=== Excerpt provided ===
++++++++++++++++++++

I’ve been on a tear with audiobooks recently so, without further ado, here are three I’ve finished in the last few weeks.
He Said/She Said
Synopsis: He Said/She Said follows Kit and Laura, alternating between their early days of dating to today, ten plus years’ married. Kit is a solar eclipse chaser and, at one of the first festivals where he invites Laura into the fold, Laura interrupts a rape. The repercussions of that rape and the interruption are continuing some fifteen years later when Kit breaks their years of hiding to travel for another eclipse, leaving Laura pregnant at home.
This is a book I probably should have done a bit more research on before diving in, though I’m not sure even that would have prepared me for this book. All I knew going in was that it was on Modern Mrs. Darcy’s Summer 2017 Reading Guide and it was about solar eclipse chasers—a timely choice since there was the total solar eclipse last summer in the United States. I actually tried to start the book a few times on Kindle but kept not being able to get into it before it was due at the library again. I finally gave up on reading it and reserved the audiobook.
And WOW was there a difference. Where I was feeling ambivalent about reading the book, the audiobook brought this thriller to life for me—the voices of Laura and Kit were chosen well and I’m a sucker for a novel set in Britain read with accents (really, I think any book set outside the United States is almost always better on audio for this reason). I was immediately sucked into Laura’s anxiety over her life in hiding with Kit, Kit’s near-obsession with chasing solar-eclipses now placing them at risk since the impending eclipse means he will be partially coming out of total hiding, like the sun moving out of the moon’s shadow—a metaphor that I suppose only works if solar eclipses lasted the years Kit and Laura have been in hiding.
I should probably have guessed from the title but the central action revolves around a rape accusation—a rape interrupted by Laura during an eclipse fifteen years prior. (Hence my suggestion that I probably should have done research on this one—all the trigger warnings for rape, misogyny, and gaslighting.) In an unexpected turn of events, Laura winds up befriending the victim, Beth, until that friendship places Laura and Kit’s lives in danger. As Kit and Laura tentatively step out of hiding, the events of that day and the players involved come crashing back into their lives.

++++++++++++++++++++

=== Short exercise 1 ===
In the audiobook review, which reading guide listed He Said/She Said?
=== Short exercise 2 ===
Transcribe the audiobook review word for word, everything from "This is a book" down to "reserved the audiobook.".
Rely only on the audiobook review for what comes next.

++++++++++++++++++++

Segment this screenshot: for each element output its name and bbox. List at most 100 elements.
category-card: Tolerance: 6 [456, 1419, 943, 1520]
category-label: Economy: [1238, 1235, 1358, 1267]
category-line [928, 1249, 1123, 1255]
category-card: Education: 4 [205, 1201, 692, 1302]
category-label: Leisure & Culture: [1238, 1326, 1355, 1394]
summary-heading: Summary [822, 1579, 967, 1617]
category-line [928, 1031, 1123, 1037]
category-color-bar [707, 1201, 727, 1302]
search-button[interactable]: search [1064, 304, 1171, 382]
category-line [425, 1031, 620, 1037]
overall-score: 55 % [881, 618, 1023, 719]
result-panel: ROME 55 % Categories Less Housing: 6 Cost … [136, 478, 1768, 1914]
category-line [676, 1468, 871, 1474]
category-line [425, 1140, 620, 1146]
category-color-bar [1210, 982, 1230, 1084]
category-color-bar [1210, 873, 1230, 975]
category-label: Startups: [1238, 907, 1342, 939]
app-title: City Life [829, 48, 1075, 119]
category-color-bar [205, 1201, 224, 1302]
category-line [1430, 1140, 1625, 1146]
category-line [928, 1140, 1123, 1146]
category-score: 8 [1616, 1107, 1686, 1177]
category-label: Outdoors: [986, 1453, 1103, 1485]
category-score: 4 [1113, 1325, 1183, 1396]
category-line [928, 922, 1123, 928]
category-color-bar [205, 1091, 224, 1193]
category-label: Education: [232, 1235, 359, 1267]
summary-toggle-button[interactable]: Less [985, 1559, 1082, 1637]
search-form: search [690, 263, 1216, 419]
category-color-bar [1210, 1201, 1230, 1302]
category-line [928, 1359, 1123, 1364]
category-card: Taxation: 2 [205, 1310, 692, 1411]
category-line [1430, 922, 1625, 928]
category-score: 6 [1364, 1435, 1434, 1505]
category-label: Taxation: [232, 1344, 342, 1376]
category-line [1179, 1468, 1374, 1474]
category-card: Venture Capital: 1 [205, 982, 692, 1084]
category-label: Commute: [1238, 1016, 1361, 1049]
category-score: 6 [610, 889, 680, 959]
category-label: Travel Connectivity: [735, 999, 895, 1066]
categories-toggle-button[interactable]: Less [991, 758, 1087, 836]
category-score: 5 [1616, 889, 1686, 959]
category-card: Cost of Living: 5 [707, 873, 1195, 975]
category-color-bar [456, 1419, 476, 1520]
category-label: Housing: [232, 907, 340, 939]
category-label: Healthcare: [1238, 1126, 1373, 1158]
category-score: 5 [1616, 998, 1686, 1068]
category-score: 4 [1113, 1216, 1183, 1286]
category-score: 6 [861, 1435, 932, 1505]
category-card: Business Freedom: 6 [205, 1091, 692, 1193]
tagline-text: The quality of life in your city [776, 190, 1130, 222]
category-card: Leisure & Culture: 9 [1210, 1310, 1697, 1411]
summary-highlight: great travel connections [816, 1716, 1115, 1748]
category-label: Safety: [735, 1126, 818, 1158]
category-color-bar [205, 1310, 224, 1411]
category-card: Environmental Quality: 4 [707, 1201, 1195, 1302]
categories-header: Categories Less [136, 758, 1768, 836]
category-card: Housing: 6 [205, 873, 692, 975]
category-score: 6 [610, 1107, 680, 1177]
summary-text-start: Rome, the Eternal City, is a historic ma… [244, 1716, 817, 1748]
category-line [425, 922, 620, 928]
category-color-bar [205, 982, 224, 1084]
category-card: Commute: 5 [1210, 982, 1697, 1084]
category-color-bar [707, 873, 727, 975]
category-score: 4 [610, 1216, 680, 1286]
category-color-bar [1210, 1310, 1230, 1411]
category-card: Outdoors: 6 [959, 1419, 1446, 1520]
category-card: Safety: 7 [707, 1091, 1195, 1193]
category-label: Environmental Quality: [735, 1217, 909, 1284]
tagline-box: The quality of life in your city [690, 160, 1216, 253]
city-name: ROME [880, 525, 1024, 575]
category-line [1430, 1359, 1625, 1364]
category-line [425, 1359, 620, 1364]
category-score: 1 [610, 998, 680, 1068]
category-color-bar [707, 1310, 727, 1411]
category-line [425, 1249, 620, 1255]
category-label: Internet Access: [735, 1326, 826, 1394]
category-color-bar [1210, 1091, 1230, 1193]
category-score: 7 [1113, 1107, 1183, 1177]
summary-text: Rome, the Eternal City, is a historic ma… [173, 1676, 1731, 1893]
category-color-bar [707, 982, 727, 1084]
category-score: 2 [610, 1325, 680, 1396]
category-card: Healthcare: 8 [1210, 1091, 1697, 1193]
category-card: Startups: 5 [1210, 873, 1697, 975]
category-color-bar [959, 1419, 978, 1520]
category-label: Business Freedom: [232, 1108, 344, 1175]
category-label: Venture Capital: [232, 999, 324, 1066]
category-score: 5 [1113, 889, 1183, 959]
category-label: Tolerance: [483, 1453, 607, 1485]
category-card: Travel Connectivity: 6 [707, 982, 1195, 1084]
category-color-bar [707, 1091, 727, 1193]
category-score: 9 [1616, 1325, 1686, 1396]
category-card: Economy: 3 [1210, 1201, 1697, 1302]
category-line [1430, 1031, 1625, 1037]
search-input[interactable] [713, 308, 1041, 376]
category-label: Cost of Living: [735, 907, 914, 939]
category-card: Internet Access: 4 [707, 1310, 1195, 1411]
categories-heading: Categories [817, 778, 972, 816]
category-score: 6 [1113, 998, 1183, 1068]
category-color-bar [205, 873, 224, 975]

++++++++++++++++++++

=== Complete answer 1 ===
Modern Mrs. Darcy's Summer 2017 Reading Guide.

=== Complete answer 2 ===
This is a book I probably should have done a bit more research on before diving in, though I’m not sure even that would have prepared me for this book. All I knew going in was that it was on Modern Mrs. Darcy’s Summer 2017 Reading Guide and it was about solar eclipse chasers—a timely choice since there was the total solar eclipse last summer in the United States. I actually tried to start the book a few times on Kindle but kept not being able to get into it before it was due at the library again. I finally gave up on reading it and reserved the audiobook.